> **Challenge**: Copy out each line in the material below that has the word "раздела".

==== Given data ====

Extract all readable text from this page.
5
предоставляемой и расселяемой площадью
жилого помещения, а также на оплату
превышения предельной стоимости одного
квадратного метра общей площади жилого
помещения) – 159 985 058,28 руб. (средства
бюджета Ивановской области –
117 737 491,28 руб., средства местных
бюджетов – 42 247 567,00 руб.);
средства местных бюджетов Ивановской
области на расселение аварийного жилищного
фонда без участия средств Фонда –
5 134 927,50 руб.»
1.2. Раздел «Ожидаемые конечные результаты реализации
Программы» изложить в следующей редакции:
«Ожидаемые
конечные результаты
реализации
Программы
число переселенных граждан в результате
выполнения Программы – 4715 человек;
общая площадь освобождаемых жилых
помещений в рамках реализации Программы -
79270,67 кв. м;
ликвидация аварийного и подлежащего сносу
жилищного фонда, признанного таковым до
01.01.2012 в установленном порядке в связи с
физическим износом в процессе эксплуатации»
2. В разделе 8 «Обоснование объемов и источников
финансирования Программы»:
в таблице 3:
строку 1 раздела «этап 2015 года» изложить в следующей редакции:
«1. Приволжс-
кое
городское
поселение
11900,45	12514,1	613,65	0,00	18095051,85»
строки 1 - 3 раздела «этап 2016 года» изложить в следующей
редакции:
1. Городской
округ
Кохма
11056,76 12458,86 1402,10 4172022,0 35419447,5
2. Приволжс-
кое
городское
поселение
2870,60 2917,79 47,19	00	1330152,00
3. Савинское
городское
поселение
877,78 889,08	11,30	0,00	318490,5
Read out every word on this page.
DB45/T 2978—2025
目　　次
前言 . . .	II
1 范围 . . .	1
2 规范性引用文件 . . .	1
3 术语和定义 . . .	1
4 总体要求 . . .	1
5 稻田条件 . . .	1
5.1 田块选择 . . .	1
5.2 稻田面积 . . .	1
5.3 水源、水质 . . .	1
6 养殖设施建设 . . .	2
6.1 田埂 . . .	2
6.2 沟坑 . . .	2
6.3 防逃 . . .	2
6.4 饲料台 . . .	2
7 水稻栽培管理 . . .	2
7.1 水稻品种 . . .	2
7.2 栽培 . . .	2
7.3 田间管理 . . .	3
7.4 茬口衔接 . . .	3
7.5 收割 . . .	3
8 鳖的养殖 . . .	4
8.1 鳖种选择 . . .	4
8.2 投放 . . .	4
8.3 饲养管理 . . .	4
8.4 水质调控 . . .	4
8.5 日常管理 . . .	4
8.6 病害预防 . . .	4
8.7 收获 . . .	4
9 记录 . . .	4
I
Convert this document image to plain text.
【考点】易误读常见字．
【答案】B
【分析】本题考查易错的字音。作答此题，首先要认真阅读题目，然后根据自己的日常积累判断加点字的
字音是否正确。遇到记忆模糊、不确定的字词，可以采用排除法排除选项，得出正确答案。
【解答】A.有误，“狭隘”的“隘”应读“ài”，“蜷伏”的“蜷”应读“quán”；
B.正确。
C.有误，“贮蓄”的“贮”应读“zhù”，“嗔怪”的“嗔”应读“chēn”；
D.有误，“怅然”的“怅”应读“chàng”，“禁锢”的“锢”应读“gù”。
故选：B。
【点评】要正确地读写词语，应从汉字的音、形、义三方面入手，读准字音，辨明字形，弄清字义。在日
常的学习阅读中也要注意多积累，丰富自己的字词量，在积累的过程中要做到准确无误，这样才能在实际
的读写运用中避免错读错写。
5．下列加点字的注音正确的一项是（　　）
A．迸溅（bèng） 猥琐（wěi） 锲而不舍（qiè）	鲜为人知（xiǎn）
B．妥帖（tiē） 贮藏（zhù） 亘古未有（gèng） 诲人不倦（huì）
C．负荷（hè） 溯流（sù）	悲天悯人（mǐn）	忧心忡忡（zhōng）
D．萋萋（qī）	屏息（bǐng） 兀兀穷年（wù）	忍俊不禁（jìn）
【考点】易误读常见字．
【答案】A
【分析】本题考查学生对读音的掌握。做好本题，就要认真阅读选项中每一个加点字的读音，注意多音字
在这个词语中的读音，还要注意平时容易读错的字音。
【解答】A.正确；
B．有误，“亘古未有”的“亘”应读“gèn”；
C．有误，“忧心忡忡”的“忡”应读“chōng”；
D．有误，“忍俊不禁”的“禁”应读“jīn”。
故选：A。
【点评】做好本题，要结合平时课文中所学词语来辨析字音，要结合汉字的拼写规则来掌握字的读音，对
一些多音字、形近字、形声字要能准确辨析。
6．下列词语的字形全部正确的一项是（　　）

====

> **Finished exercise**:
строку 1 раздела «этап 2015 года» изложить в следующей редакции:
строки 1 - 3 раздела «этап 2016 года» изложить в следующей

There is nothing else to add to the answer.